-- Start --

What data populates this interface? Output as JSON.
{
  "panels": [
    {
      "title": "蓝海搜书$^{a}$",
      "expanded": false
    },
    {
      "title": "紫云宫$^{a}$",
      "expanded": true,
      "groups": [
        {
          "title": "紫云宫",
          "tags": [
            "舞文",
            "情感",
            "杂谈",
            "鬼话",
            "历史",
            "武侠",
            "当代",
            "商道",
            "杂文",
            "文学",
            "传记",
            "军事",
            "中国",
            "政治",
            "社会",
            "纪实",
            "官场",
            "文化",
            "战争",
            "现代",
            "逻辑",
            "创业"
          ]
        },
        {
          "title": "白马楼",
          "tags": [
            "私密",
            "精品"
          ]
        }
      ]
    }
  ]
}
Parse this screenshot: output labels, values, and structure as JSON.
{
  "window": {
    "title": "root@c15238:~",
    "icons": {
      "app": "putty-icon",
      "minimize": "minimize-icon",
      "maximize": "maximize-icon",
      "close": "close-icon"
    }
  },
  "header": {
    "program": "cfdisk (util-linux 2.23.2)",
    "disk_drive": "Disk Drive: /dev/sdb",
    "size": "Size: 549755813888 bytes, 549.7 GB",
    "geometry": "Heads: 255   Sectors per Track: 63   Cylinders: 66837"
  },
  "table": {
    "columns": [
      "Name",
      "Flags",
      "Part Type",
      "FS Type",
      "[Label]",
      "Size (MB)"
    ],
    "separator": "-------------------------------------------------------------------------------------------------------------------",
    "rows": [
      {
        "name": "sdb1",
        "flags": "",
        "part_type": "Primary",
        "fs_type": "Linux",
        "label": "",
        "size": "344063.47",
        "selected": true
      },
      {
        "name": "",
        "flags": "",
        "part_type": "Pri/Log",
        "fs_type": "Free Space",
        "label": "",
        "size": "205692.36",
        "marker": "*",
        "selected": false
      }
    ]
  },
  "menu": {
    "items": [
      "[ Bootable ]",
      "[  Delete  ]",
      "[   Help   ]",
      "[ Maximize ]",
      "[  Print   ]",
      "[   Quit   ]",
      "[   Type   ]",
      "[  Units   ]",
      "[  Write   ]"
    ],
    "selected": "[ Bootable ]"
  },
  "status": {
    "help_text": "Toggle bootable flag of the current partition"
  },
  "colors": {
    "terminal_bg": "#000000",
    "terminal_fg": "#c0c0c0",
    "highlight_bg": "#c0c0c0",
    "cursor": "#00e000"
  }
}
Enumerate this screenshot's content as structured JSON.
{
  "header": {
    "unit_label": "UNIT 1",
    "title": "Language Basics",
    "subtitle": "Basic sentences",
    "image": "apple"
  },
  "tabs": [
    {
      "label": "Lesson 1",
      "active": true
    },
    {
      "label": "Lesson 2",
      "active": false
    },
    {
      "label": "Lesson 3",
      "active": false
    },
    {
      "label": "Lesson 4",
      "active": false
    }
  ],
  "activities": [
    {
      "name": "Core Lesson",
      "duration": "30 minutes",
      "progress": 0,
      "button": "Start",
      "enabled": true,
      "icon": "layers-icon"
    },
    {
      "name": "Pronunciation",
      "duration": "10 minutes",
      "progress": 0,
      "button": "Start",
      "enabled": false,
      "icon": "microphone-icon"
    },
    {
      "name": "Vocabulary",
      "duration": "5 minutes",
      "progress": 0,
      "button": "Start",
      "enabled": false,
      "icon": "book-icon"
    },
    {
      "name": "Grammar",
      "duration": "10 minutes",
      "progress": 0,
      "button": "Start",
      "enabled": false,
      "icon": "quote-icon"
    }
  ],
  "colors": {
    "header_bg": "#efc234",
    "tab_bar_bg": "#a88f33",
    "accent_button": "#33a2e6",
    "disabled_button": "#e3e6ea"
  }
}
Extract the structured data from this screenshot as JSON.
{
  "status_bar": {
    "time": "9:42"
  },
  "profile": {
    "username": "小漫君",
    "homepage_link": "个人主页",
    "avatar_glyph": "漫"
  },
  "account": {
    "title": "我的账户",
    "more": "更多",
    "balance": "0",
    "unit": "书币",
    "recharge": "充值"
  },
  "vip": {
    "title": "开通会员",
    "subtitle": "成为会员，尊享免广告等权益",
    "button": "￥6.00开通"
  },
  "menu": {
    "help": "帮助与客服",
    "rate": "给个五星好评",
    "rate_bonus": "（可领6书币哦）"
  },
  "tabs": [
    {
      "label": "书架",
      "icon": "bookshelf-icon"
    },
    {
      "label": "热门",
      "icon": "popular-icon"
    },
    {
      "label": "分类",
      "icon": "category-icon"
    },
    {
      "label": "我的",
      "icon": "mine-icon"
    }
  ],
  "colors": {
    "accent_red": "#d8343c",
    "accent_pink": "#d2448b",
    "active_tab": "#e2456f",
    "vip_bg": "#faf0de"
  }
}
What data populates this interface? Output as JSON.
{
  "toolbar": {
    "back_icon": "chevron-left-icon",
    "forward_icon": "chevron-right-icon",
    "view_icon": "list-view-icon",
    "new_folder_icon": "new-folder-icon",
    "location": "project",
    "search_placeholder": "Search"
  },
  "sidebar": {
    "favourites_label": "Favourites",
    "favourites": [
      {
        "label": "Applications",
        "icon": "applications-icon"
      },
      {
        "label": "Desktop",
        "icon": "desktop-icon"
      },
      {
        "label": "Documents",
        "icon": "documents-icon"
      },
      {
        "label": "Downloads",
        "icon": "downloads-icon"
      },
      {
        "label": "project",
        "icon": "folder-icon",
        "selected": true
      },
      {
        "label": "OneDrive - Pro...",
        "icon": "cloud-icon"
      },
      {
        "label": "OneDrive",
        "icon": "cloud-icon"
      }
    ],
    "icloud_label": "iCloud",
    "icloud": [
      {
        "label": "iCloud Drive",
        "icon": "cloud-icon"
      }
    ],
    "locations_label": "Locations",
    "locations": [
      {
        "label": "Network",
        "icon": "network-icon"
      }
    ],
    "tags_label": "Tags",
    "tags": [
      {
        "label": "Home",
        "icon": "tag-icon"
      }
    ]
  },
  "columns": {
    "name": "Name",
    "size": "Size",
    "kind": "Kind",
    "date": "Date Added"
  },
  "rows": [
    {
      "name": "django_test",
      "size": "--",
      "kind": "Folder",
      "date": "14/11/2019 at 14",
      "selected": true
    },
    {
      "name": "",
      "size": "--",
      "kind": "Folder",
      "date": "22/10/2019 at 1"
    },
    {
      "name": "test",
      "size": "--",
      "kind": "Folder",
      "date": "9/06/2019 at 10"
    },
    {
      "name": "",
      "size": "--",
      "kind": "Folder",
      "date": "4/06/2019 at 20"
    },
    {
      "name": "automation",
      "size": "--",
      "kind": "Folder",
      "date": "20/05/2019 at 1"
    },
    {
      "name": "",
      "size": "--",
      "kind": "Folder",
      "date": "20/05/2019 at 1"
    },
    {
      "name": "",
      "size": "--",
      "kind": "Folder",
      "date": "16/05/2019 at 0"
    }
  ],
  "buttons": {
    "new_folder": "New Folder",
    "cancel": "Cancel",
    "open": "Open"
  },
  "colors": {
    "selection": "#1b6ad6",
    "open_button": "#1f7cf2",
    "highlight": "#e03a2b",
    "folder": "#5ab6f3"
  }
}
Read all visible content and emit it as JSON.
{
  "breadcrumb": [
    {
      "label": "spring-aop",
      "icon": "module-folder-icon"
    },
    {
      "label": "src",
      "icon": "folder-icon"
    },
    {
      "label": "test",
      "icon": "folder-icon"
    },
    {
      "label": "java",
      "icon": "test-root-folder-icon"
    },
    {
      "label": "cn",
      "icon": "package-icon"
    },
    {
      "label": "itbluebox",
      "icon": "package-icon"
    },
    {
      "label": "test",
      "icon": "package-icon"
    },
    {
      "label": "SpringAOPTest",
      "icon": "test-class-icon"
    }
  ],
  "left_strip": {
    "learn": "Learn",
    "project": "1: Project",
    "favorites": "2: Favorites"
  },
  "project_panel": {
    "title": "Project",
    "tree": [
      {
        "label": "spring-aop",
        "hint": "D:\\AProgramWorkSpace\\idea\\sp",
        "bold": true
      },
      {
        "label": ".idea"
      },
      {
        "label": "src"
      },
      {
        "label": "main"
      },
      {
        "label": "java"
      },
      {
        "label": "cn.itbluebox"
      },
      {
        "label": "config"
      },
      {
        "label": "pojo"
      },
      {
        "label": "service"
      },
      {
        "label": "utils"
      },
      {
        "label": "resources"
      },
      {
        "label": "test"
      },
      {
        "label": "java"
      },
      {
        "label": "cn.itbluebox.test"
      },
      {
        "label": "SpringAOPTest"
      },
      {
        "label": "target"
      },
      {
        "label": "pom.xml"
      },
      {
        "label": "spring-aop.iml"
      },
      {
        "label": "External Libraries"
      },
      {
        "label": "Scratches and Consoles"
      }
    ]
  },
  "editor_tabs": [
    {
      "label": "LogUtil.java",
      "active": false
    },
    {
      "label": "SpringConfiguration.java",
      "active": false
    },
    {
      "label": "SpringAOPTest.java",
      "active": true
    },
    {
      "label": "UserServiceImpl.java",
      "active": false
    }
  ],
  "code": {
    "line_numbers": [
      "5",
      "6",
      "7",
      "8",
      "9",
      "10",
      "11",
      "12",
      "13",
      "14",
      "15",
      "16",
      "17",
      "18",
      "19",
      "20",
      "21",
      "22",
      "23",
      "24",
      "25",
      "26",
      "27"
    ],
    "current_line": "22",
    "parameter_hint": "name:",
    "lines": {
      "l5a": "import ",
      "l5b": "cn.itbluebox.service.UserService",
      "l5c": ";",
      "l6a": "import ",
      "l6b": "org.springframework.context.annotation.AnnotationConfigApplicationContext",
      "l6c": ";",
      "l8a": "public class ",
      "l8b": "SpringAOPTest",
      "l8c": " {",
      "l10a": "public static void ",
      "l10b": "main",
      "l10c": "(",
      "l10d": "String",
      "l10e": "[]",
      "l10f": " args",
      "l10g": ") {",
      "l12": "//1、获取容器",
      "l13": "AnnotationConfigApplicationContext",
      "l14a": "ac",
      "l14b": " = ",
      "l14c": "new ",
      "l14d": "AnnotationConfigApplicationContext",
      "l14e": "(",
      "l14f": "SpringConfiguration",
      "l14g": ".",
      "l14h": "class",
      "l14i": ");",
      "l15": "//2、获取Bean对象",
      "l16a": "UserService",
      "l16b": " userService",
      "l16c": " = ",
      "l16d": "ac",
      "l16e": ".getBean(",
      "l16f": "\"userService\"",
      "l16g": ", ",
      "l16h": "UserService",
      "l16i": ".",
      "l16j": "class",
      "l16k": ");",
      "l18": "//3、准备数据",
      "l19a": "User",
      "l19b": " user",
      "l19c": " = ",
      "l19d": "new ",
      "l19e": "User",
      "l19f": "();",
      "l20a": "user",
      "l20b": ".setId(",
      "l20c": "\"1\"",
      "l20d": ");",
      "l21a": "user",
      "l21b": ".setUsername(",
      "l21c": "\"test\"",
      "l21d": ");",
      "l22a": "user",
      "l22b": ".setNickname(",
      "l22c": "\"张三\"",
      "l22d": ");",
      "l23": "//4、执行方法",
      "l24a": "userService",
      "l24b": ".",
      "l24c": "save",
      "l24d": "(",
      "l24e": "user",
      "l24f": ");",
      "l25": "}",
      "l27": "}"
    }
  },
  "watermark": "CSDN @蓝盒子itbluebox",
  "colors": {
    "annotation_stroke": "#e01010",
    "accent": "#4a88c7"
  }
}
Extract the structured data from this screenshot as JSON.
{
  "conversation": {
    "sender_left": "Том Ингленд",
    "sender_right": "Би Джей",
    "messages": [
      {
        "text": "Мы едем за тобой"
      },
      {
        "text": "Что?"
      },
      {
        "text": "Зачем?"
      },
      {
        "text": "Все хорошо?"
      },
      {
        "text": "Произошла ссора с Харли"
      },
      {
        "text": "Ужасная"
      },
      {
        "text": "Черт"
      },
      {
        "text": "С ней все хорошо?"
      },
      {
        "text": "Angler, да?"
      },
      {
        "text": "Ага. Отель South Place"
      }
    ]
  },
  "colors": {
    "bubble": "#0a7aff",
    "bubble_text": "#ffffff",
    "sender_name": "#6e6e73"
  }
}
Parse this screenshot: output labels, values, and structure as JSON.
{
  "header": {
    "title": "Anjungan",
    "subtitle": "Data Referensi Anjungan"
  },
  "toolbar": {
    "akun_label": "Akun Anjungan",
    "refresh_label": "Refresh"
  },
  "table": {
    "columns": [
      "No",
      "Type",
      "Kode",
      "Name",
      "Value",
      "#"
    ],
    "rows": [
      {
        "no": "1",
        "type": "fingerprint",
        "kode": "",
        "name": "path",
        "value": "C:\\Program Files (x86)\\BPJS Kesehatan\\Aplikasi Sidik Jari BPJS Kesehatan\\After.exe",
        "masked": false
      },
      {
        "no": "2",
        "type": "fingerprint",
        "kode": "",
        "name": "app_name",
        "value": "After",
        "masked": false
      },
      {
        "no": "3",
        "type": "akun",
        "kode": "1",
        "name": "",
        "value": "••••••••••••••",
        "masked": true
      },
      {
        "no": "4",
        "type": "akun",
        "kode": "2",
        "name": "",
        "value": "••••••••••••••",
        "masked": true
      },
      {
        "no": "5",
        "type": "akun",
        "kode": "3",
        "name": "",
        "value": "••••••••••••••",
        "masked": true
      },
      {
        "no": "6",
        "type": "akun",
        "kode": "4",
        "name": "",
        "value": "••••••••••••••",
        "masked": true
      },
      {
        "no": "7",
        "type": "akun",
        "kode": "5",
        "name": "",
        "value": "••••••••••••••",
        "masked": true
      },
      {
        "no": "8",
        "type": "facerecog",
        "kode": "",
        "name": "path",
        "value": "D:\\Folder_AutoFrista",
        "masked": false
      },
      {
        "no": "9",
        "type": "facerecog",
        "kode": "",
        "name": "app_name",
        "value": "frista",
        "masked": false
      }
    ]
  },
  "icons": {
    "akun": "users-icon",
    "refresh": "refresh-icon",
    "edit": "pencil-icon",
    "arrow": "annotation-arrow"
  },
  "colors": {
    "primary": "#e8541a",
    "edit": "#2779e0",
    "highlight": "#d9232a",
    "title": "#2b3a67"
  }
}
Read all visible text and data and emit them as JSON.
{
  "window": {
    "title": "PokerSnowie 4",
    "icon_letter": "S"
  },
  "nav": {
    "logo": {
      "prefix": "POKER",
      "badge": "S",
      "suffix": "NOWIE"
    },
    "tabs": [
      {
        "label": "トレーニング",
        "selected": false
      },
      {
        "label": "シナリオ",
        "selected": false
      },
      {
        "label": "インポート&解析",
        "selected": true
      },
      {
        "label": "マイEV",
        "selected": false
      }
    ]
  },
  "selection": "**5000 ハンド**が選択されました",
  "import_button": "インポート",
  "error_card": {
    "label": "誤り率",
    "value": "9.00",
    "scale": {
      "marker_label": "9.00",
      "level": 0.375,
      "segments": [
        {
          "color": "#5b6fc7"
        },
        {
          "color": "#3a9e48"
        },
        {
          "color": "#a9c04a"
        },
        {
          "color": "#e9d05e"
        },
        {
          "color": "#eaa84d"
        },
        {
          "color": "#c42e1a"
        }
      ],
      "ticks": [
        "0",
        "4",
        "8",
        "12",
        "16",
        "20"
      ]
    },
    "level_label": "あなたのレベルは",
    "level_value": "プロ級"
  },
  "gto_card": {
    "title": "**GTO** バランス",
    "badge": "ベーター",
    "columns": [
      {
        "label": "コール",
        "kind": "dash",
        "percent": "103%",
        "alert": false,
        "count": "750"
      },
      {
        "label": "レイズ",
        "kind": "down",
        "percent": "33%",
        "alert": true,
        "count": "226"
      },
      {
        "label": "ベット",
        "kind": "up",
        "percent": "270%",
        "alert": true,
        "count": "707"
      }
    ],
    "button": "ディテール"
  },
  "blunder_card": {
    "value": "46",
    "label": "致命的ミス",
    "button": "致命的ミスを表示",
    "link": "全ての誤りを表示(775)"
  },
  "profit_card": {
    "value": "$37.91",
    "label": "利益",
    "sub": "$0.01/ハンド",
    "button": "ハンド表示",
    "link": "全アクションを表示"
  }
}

-- End --

Given problem: Scan the listing above. Collect all lines with the word "duration".

Task answer:
      "duration": "30 minutes",
      "duration": "10 minutes",
      "duration": "5 minutes",
      "duration": "10 minutes",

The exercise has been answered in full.